— BEGIN —

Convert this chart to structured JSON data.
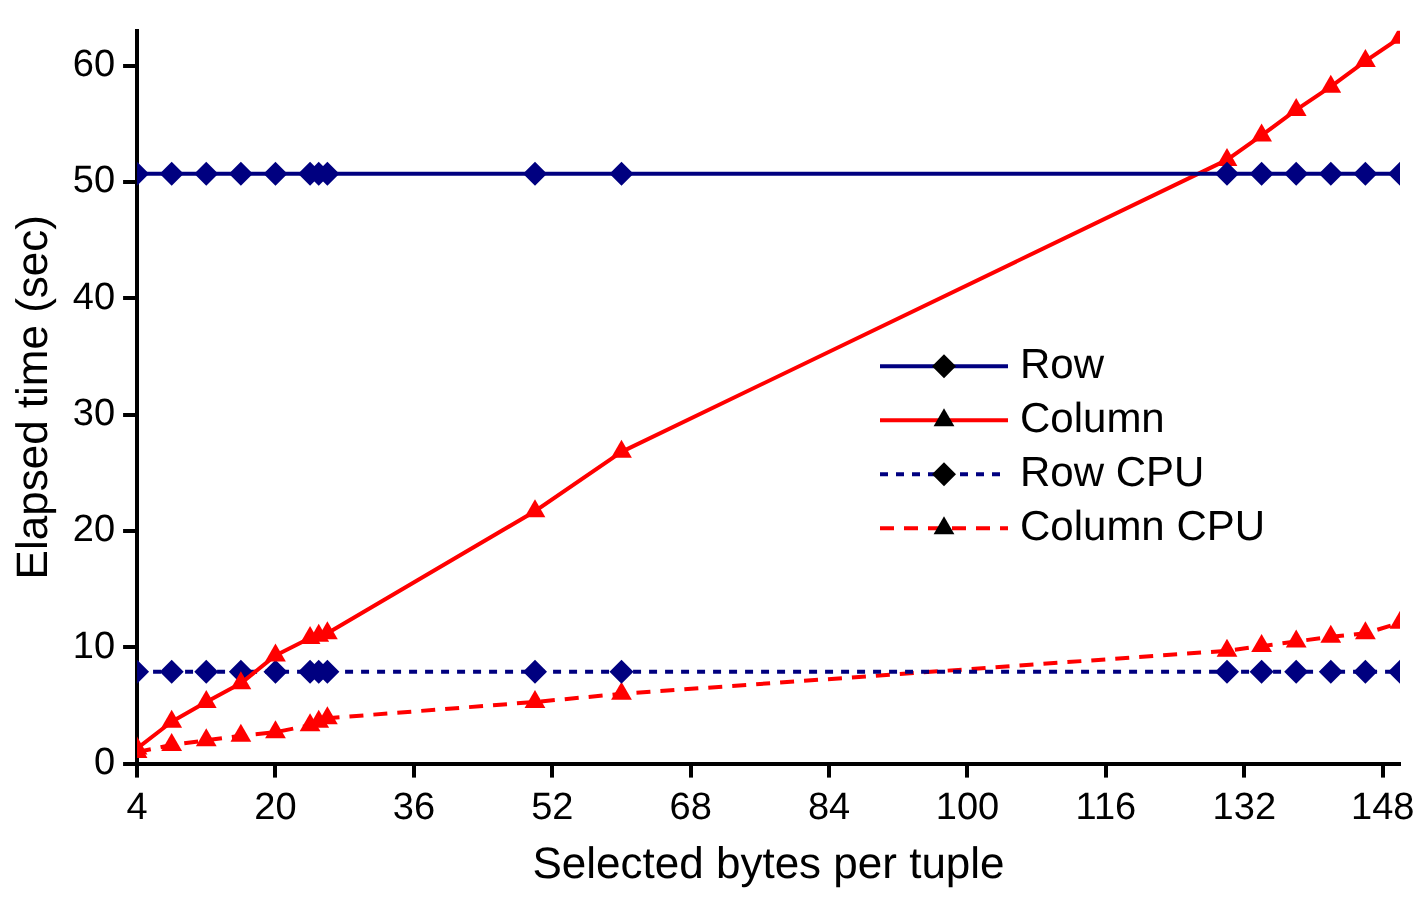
{
  "chart_data": {
    "type": "line",
    "xlabel": "Selected bytes per tuple",
    "ylabel": "Elapsed time (sec)",
    "xlim": [
      4,
      150
    ],
    "xticks": [
      4,
      20,
      36,
      52,
      68,
      84,
      100,
      116,
      132,
      148
    ],
    "ylim": [
      0,
      63
    ],
    "yticks": [
      0,
      10,
      20,
      30,
      40,
      50,
      60
    ],
    "x": [
      4,
      8,
      12,
      16,
      20,
      24,
      25,
      26,
      50,
      60,
      130,
      134,
      138,
      142,
      146,
      150
    ],
    "grid": false,
    "legend": "right",
    "series": [
      {
        "name": "Row",
        "color": "#000080",
        "marker": "diamond",
        "line_style": "solid",
        "values": [
          50.7,
          50.7,
          50.7,
          50.7,
          50.7,
          50.7,
          50.7,
          50.7,
          50.7,
          50.7,
          50.7,
          50.7,
          50.7,
          50.7,
          50.7,
          50.7
        ]
      },
      {
        "name": "Column",
        "color": "#ff0000",
        "marker": "triangle",
        "line_style": "solid",
        "values": [
          1.3,
          3.6,
          5.3,
          6.9,
          9.3,
          10.8,
          11.0,
          11.2,
          21.7,
          26.8,
          51.9,
          54.0,
          56.2,
          58.2,
          60.4,
          62.4
        ]
      },
      {
        "name": "Row CPU",
        "color": "#000080",
        "marker": "diamond",
        "line_style": "dotted",
        "values": [
          7.9,
          7.9,
          7.9,
          7.9,
          7.9,
          7.9,
          7.9,
          7.9,
          7.9,
          7.9,
          7.9,
          7.9,
          7.9,
          7.9,
          7.9,
          7.9
        ]
      },
      {
        "name": "Column CPU",
        "color": "#ff0000",
        "marker": "triangle",
        "line_style": "dashed",
        "values": [
          1.0,
          1.6,
          2.0,
          2.4,
          2.7,
          3.3,
          3.6,
          3.9,
          5.3,
          6.0,
          9.7,
          10.1,
          10.5,
          10.9,
          11.2,
          12.1
        ]
      }
    ]
  }
}
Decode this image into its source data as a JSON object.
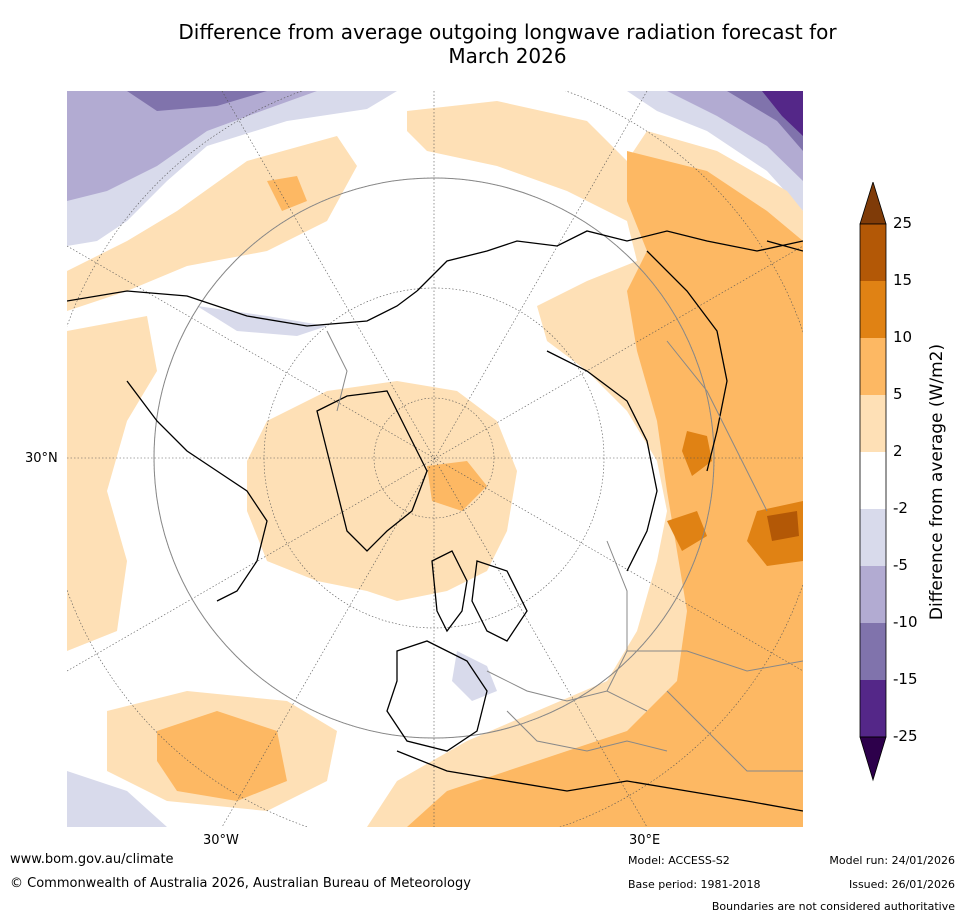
{
  "title_line1": "Difference from average outgoing longwave radiation forecast for",
  "title_line2": "March 2026",
  "map": {
    "lat_label": "30°N",
    "lon_label_west": "30°W",
    "lon_label_east": "30°E"
  },
  "colorbar": {
    "title": "Difference from average (W/m2)",
    "ticks": [
      "25",
      "15",
      "10",
      "5",
      "2",
      "-2",
      "-5",
      "-10",
      "-15",
      "-25"
    ],
    "colors": {
      "over": "#7f3b08",
      "c15_25": "#b35806",
      "c10_15": "#e08214",
      "c5_10": "#fdb863",
      "c2_5": "#fee0b6",
      "neutral": "#ffffff",
      "cm2_m5": "#d8daeb",
      "cm5_m10": "#b2abd2",
      "cm10_m15": "#8073ac",
      "cm15_m25": "#542788",
      "under": "#2d004b"
    }
  },
  "footer": {
    "website": "www.bom.gov.au/climate",
    "copyright": "© Commonwealth of Australia 2026, Australian Bureau of Meteorology",
    "model": "Model: ACCESS-S2",
    "base_period": "Base period: 1981-2018",
    "model_run": "Model run: 24/01/2026",
    "issued": "Issued: 26/01/2026",
    "disclaimer": "Boundaries are not considered authoritative"
  }
}
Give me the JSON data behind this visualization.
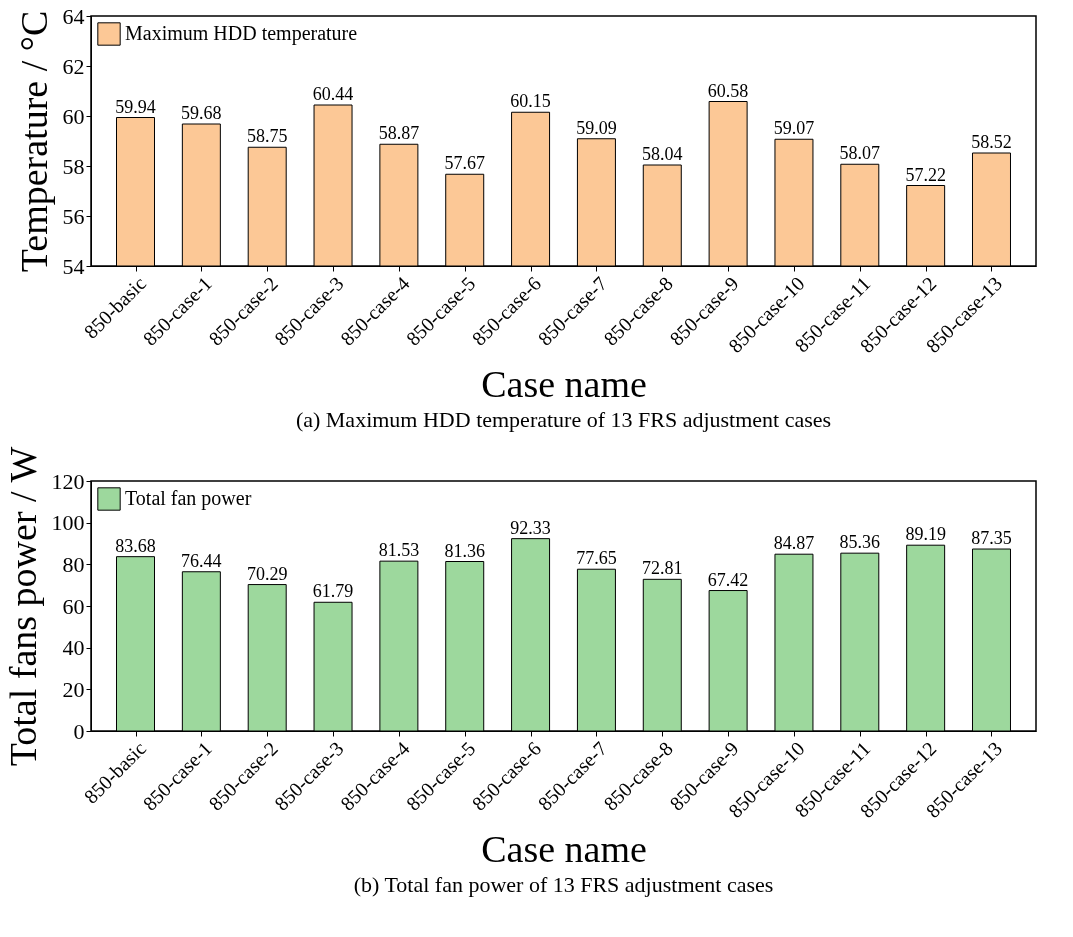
{
  "chart_data": [
    {
      "type": "bar",
      "xlabel": "Case name",
      "ylabel": "Temperature / °C",
      "annotations": [
        "(a) Maximum HDD temperature of 13 FRS adjustment cases"
      ],
      "categories": [
        "850-basic",
        "850-case-1",
        "850-case-2",
        "850-case-3",
        "850-case-4",
        "850-case-5",
        "850-case-6",
        "850-case-7",
        "850-case-8",
        "850-case-9",
        "850-case-10",
        "850-case-11",
        "850-case-12",
        "850-case-13"
      ],
      "series": [
        {
          "name": "Maximum HDD temperature",
          "color": "#fcc896",
          "values": [
            59.94,
            59.68,
            58.75,
            60.44,
            58.87,
            57.67,
            60.15,
            59.09,
            58.04,
            60.58,
            59.07,
            58.07,
            57.22,
            58.52
          ]
        }
      ],
      "ylim": [
        54,
        64
      ],
      "yticks": [
        54,
        56,
        58,
        60,
        62,
        64
      ],
      "data_labels": true,
      "legend": "top left",
      "grid": false
    },
    {
      "type": "bar",
      "xlabel": "Case name",
      "ylabel": "Total fans power / W",
      "annotations": [
        "(b) Total fan power of 13 FRS adjustment cases"
      ],
      "categories": [
        "850-basic",
        "850-case-1",
        "850-case-2",
        "850-case-3",
        "850-case-4",
        "850-case-5",
        "850-case-6",
        "850-case-7",
        "850-case-8",
        "850-case-9",
        "850-case-10",
        "850-case-11",
        "850-case-12",
        "850-case-13"
      ],
      "series": [
        {
          "name": "Total fan power",
          "color": "#9dd89d",
          "values": [
            83.68,
            76.44,
            70.29,
            61.79,
            81.53,
            81.36,
            92.33,
            77.65,
            72.81,
            67.42,
            84.87,
            85.36,
            89.19,
            87.35
          ]
        }
      ],
      "ylim": [
        0,
        120
      ],
      "yticks": [
        0,
        20,
        40,
        60,
        80,
        100,
        120
      ],
      "data_labels": true,
      "legend": "top left",
      "grid": false
    }
  ]
}
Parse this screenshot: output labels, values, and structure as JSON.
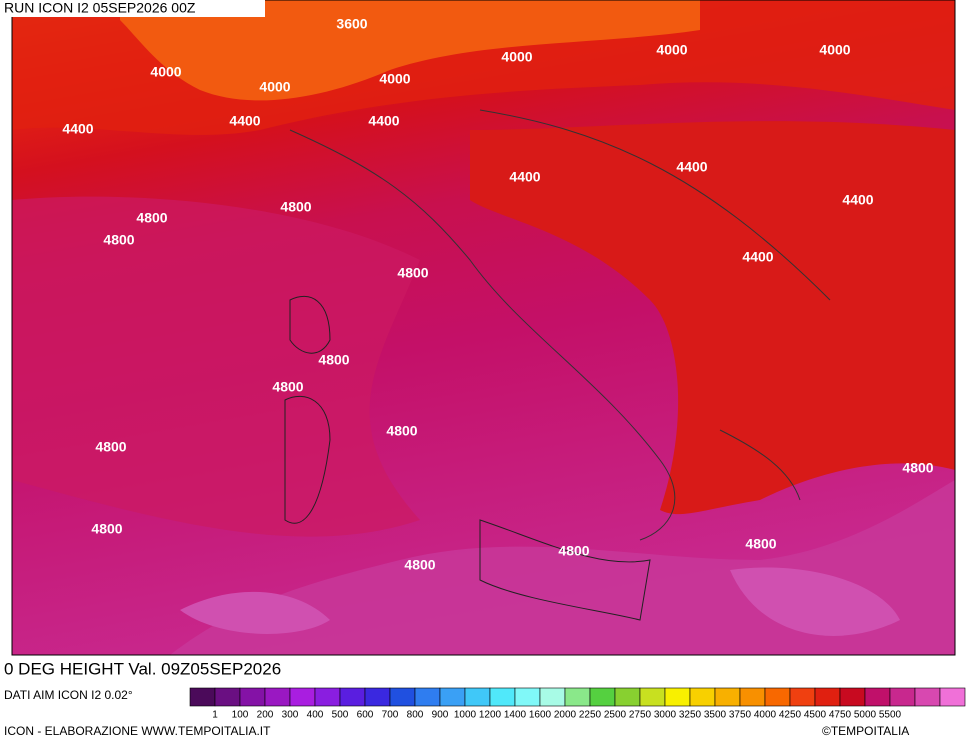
{
  "header": {
    "run": "RUN ICON I2 05SEP2026 00Z"
  },
  "map": {
    "contour_labels": [
      "3600",
      "4000",
      "4000",
      "4000",
      "4000",
      "4000",
      "4000",
      "4400",
      "4400",
      "4400",
      "4400",
      "4400",
      "4400",
      "4400",
      "4800",
      "4800",
      "4800",
      "4800",
      "4800",
      "4800",
      "4800",
      "4800",
      "4800",
      "4800",
      "4800",
      "4800",
      "4800"
    ]
  },
  "footer": {
    "title": "0 DEG HEIGHT Val. 09Z05SEP2026",
    "source": "DATI AIM ICON I2 0.02°",
    "credit": "ICON - ELABORAZIONE WWW.TEMPOITALIA.IT",
    "copyright": "©TEMPOITALIA"
  },
  "legend": {
    "colors": [
      "#4b0a5a",
      "#6a0f82",
      "#8412a6",
      "#9a18c2",
      "#a91ee0",
      "#8a1ee0",
      "#5a1ee0",
      "#3a28e0",
      "#2050e0",
      "#2f7df0",
      "#3aa0f5",
      "#40c8f8",
      "#50e8fa",
      "#80f8f8",
      "#a8fbe6",
      "#8ae88a",
      "#55d040",
      "#88d030",
      "#c8e020",
      "#f8f000",
      "#f8d000",
      "#f8b000",
      "#f89000",
      "#f86800",
      "#f04010",
      "#e02010",
      "#c80a20",
      "#c0106a",
      "#c8288e",
      "#d848b0",
      "#f070d8"
    ],
    "labels": [
      "1",
      "100",
      "200",
      "300",
      "400",
      "500",
      "600",
      "700",
      "800",
      "900",
      "1000",
      "1200",
      "1400",
      "1600",
      "2000",
      "2250",
      "2500",
      "2750",
      "3000",
      "3250",
      "3500",
      "3750",
      "4000",
      "4250",
      "4500",
      "4750",
      "5000",
      "5500"
    ]
  }
}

— END —

WHAT THE TASK REQUIRES:
Reproduce every line precisely as given, omitting all pictures.

WRITTEN RESPONSE:
Convert this chart to structured JSON data.
{
  "chart_data": {
    "type": "line",
    "xlabel": "Selected bytes per tuple",
    "ylabel": "Elapsed time (sec)",
    "xlim": [
      4,
      150
    ],
    "xticks": [
      4,
      20,
      36,
      52,
      68,
      84,
      100,
      116,
      132,
      148
    ],
    "ylim": [
      0,
      63
    ],
    "yticks": [
      0,
      10,
      20,
      30,
      40,
      50,
      60
    ],
    "x": [
      4,
      8,
      12,
      16,
      20,
      24,
      25,
      26,
      50,
      60,
      130,
      134,
      138,
      142,
      146,
      150
    ],
    "grid": false,
    "legend": "right",
    "series": [
      {
        "name": "Row",
        "color": "#000080",
        "marker": "diamond",
        "line_style": "solid",
        "values": [
          50.7,
          50.7,
          50.7,
          50.7,
          50.7,
          50.7,
          50.7,
          50.7,
          50.7,
          50.7,
          50.7,
          50.7,
          50.7,
          50.7,
          50.7,
          50.7
        ]
      },
      {
        "name": "Column",
        "color": "#ff0000",
        "marker": "triangle",
        "line_style": "solid",
        "values": [
          1.3,
          3.6,
          5.3,
          6.9,
          9.3,
          10.8,
          11.0,
          11.2,
          21.7,
          26.8,
          51.9,
          54.0,
          56.2,
          58.2,
          60.4,
          62.4
        ]
      },
      {
        "name": "Row CPU",
        "color": "#000080",
        "marker": "diamond",
        "line_style": "dotted",
        "values": [
          7.9,
          7.9,
          7.9,
          7.9,
          7.9,
          7.9,
          7.9,
          7.9,
          7.9,
          7.9,
          7.9,
          7.9,
          7.9,
          7.9,
          7.9,
          7.9
        ]
      },
      {
        "name": "Column CPU",
        "color": "#ff0000",
        "marker": "triangle",
        "line_style": "dashed",
        "values": [
          1.0,
          1.6,
          2.0,
          2.4,
          2.7,
          3.3,
          3.6,
          3.9,
          5.3,
          6.0,
          9.7,
          10.1,
          10.5,
          10.9,
          11.2,
          12.1
        ]
      }
    ]
  }
}
Decode this image into its source data as a JSON object.
{
  "title_line1": "Difference from average outgoing longwave radiation forecast for",
  "title_line2": "March 2026",
  "map": {
    "lat_label": "30°N",
    "lon_label_west": "30°W",
    "lon_label_east": "30°E"
  },
  "colorbar": {
    "title": "Difference from average (W/m2)",
    "ticks": [
      "25",
      "15",
      "10",
      "5",
      "2",
      "-2",
      "-5",
      "-10",
      "-15",
      "-25"
    ],
    "colors": {
      "over": "#7f3b08",
      "c15_25": "#b35806",
      "c10_15": "#e08214",
      "c5_10": "#fdb863",
      "c2_5": "#fee0b6",
      "neutral": "#ffffff",
      "cm2_m5": "#d8daeb",
      "cm5_m10": "#b2abd2",
      "cm10_m15": "#8073ac",
      "cm15_m25": "#542788",
      "under": "#2d004b"
    }
  },
  "footer": {
    "website": "www.bom.gov.au/climate",
    "copyright": "© Commonwealth of Australia 2026, Australian Bureau of Meteorology",
    "model": "Model: ACCESS-S2",
    "base_period": "Base period: 1981-2018",
    "model_run": "Model run: 24/01/2026",
    "issued": "Issued: 26/01/2026",
    "disclaimer": "Boundaries are not considered authoritative"
  }
}
Give me the JSON data behind this visualization.
{
  "chart_data": [
    {
      "type": "bar",
      "xlabel": "Case name",
      "ylabel": "Temperature / °C",
      "annotations": [
        "(a) Maximum HDD temperature of 13 FRS adjustment cases"
      ],
      "categories": [
        "850-basic",
        "850-case-1",
        "850-case-2",
        "850-case-3",
        "850-case-4",
        "850-case-5",
        "850-case-6",
        "850-case-7",
        "850-case-8",
        "850-case-9",
        "850-case-10",
        "850-case-11",
        "850-case-12",
        "850-case-13"
      ],
      "series": [
        {
          "name": "Maximum HDD temperature",
          "color": "#fcc896",
          "values": [
            59.94,
            59.68,
            58.75,
            60.44,
            58.87,
            57.67,
            60.15,
            59.09,
            58.04,
            60.58,
            59.07,
            58.07,
            57.22,
            58.52
          ]
        }
      ],
      "ylim": [
        54,
        64
      ],
      "yticks": [
        54,
        56,
        58,
        60,
        62,
        64
      ],
      "data_labels": true,
      "legend": "top left",
      "grid": false
    },
    {
      "type": "bar",
      "xlabel": "Case name",
      "ylabel": "Total fans power / W",
      "annotations": [
        "(b) Total fan power of 13 FRS adjustment cases"
      ],
      "categories": [
        "850-basic",
        "850-case-1",
        "850-case-2",
        "850-case-3",
        "850-case-4",
        "850-case-5",
        "850-case-6",
        "850-case-7",
        "850-case-8",
        "850-case-9",
        "850-case-10",
        "850-case-11",
        "850-case-12",
        "850-case-13"
      ],
      "series": [
        {
          "name": "Total fan power",
          "color": "#9dd89d",
          "values": [
            83.68,
            76.44,
            70.29,
            61.79,
            81.53,
            81.36,
            92.33,
            77.65,
            72.81,
            67.42,
            84.87,
            85.36,
            89.19,
            87.35
          ]
        }
      ],
      "ylim": [
        0,
        120
      ],
      "yticks": [
        0,
        20,
        40,
        60,
        80,
        100,
        120
      ],
      "data_labels": true,
      "legend": "top left",
      "grid": false
    }
  ]
}
Parse this screenshot: output labels, values, and structure as JSON.
{
  "header": {
    "run": "RUN ICON I2 05SEP2026 00Z"
  },
  "map": {
    "contour_labels": [
      "3600",
      "4000",
      "4000",
      "4000",
      "4000",
      "4000",
      "4000",
      "4400",
      "4400",
      "4400",
      "4400",
      "4400",
      "4400",
      "4400",
      "4800",
      "4800",
      "4800",
      "4800",
      "4800",
      "4800",
      "4800",
      "4800",
      "4800",
      "4800",
      "4800",
      "4800",
      "4800"
    ]
  },
  "footer": {
    "title": "0 DEG HEIGHT Val. 09Z05SEP2026",
    "source": "DATI AIM ICON I2 0.02°",
    "credit": "ICON - ELABORAZIONE WWW.TEMPOITALIA.IT",
    "copyright": "©TEMPOITALIA"
  },
  "legend": {
    "colors": [
      "#4b0a5a",
      "#6a0f82",
      "#8412a6",
      "#9a18c2",
      "#a91ee0",
      "#8a1ee0",
      "#5a1ee0",
      "#3a28e0",
      "#2050e0",
      "#2f7df0",
      "#3aa0f5",
      "#40c8f8",
      "#50e8fa",
      "#80f8f8",
      "#a8fbe6",
      "#8ae88a",
      "#55d040",
      "#88d030",
      "#c8e020",
      "#f8f000",
      "#f8d000",
      "#f8b000",
      "#f89000",
      "#f86800",
      "#f04010",
      "#e02010",
      "#c80a20",
      "#c0106a",
      "#c8288e",
      "#d848b0",
      "#f070d8"
    ],
    "labels": [
      "1",
      "100",
      "200",
      "300",
      "400",
      "500",
      "600",
      "700",
      "800",
      "900",
      "1000",
      "1200",
      "1400",
      "1600",
      "2000",
      "2250",
      "2500",
      "2750",
      "3000",
      "3250",
      "3500",
      "3750",
      "4000",
      "4250",
      "4500",
      "4750",
      "5000",
      "5500"
    ]
  }
}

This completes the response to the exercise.